**EXERCISE AIM:** Reproduce the records below exactly as they appear, omitting any pictures they contain.

**DATA:**

- - - - -

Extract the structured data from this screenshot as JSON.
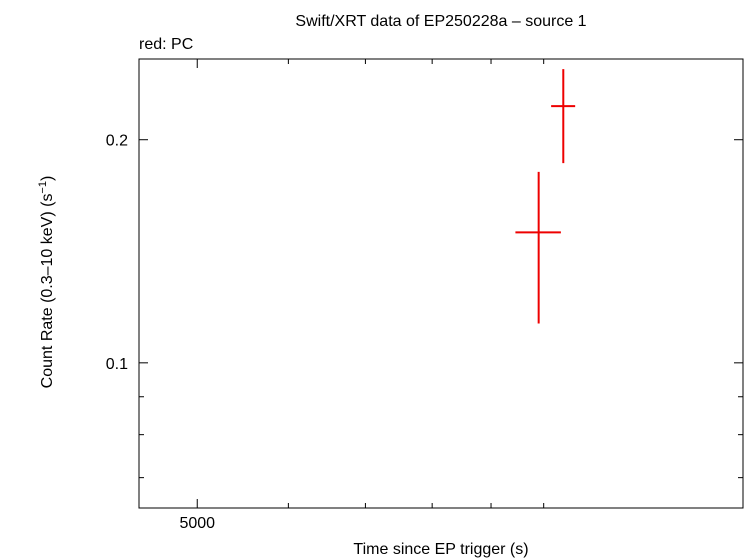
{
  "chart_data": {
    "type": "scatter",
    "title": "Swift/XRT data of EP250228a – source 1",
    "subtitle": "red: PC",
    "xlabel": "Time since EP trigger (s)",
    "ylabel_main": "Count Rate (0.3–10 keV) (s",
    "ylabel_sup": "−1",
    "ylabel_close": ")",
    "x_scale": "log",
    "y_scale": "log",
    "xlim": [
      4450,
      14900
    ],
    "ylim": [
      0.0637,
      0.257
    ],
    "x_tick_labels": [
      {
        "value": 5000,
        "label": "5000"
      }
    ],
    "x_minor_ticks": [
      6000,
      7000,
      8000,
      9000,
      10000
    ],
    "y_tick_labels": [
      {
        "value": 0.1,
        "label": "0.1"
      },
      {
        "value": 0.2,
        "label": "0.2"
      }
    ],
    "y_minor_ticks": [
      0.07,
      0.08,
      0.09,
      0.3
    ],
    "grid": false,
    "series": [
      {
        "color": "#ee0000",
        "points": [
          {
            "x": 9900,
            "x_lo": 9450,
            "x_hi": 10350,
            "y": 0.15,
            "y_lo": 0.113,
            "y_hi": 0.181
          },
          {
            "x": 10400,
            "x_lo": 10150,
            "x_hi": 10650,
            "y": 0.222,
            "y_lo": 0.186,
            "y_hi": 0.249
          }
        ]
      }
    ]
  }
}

- - - - -

**EXERCISE RESPONSE:**
Extract the structured data from this screenshot as JSON.
{
  "chart_data": {
    "type": "scatter",
    "title": "Swift/XRT data of EP250228a – source 1",
    "subtitle": "red: PC",
    "xlabel": "Time since EP trigger (s)",
    "ylabel_main": "Count Rate (0.3–10 keV) (s",
    "ylabel_sup": "−1",
    "ylabel_close": ")",
    "x_scale": "log",
    "y_scale": "log",
    "xlim": [
      4450,
      14900
    ],
    "ylim": [
      0.0637,
      0.257
    ],
    "x_tick_labels": [
      {
        "value": 5000,
        "label": "5000"
      }
    ],
    "x_minor_ticks": [
      6000,
      7000,
      8000,
      9000,
      10000
    ],
    "y_tick_labels": [
      {
        "value": 0.1,
        "label": "0.1"
      },
      {
        "value": 0.2,
        "label": "0.2"
      }
    ],
    "y_minor_ticks": [
      0.07,
      0.08,
      0.09,
      0.3
    ],
    "grid": false,
    "series": [
      {
        "color": "#ee0000",
        "points": [
          {
            "x": 9900,
            "x_lo": 9450,
            "x_hi": 10350,
            "y": 0.15,
            "y_lo": 0.113,
            "y_hi": 0.181
          },
          {
            "x": 10400,
            "x_lo": 10150,
            "x_hi": 10650,
            "y": 0.222,
            "y_lo": 0.186,
            "y_hi": 0.249
          }
        ]
      }
    ]
  }
}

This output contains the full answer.